*Exercise input*:
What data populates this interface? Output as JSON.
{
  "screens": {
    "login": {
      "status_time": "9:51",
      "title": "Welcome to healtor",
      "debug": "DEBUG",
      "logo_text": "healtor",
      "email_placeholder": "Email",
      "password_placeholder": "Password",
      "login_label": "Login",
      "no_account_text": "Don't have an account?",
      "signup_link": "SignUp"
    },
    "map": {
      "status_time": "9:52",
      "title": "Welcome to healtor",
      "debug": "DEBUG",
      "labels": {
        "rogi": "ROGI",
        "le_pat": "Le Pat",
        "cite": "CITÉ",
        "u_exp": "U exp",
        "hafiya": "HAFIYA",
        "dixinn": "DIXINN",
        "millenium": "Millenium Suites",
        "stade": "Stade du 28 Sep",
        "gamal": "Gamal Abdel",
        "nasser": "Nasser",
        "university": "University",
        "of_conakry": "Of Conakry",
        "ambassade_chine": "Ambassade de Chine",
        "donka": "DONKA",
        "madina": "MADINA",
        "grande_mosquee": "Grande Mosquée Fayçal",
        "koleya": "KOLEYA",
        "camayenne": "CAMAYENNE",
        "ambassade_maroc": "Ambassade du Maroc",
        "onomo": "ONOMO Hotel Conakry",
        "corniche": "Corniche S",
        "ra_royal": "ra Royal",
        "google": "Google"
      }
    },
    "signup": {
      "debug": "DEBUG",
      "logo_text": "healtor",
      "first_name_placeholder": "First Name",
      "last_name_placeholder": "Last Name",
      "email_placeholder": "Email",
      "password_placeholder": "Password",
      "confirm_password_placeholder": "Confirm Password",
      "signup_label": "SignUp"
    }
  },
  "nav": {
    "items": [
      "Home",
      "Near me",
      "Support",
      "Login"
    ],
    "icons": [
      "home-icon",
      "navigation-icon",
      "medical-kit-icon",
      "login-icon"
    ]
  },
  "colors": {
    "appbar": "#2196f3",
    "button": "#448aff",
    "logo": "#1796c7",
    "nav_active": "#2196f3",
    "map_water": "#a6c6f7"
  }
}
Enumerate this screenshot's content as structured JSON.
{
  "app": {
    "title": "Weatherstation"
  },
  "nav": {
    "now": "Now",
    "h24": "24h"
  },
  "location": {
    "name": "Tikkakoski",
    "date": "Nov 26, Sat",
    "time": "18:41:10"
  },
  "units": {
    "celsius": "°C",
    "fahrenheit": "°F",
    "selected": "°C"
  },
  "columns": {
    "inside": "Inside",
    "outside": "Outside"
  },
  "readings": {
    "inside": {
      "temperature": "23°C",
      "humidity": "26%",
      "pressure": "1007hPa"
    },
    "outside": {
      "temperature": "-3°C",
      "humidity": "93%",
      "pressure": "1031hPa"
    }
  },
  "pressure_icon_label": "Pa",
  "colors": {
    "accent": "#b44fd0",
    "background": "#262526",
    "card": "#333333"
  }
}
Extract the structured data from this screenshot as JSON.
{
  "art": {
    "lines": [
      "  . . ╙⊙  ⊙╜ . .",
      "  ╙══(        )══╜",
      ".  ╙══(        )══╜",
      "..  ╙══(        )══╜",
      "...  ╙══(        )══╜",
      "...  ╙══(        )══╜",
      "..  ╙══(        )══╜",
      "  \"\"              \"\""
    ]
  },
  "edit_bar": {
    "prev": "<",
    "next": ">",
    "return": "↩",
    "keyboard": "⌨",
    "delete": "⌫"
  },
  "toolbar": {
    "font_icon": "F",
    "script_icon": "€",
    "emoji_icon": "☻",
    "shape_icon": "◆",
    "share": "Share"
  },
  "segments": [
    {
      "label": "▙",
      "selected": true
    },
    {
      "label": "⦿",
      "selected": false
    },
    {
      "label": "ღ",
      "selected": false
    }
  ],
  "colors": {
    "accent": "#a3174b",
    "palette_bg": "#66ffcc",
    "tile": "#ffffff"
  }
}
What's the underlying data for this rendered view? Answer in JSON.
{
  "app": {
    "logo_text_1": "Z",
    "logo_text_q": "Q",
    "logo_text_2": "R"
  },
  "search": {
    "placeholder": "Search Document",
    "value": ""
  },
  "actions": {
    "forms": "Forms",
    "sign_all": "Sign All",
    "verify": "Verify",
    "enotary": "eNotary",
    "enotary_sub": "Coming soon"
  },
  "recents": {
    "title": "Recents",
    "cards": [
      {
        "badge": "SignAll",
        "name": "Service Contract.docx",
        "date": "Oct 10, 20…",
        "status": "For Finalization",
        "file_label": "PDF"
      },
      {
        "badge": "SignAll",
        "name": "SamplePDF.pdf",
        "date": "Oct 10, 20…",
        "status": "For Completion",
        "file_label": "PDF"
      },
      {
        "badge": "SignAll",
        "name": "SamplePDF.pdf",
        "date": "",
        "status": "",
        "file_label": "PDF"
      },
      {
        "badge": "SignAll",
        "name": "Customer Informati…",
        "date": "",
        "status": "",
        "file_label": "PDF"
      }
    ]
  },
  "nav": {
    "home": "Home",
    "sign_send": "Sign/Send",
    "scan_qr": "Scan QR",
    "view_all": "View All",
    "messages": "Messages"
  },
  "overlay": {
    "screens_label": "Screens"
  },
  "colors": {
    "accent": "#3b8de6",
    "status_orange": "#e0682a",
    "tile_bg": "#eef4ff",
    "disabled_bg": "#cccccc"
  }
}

*What you need to do*: Show, from the material above, each line that includes the string "data".

*Output for this exercise*:
What data populates this interface? Output as JSON.
Extract the structured data from this screenshot as JSON.
What's the underlying data for this rendered view? Answer in JSON.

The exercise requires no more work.